## Begin DATA IN THIS EXERCISE

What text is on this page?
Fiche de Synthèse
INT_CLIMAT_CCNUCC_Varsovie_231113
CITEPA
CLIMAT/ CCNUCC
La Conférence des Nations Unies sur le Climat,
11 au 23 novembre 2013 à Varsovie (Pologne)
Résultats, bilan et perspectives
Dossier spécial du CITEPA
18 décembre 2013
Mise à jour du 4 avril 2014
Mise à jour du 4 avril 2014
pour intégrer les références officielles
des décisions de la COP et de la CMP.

## End DATA IN THIS EXERCISE

TASK DETAILS: Output the lines above verbatim and in full.

TASK RESULT:
What text is on this page?
Fiche de Synthèse
INT_CLIMAT_CCNUCC_Varsovie_231113
CITEPA
CLIMAT/ CCNUCC
La Conférence des Nations Unies sur le Climat,
11 au 23 novembre 2013 à Varsovie (Pologne)
Résultats, bilan et perspectives
Dossier spécial du CITEPA
18 décembre 2013
Mise à jour du 4 avril 2014
Mise à jour du 4 avril 2014
pour intégrer les références officielles
des décisions de la COP et de la CMP.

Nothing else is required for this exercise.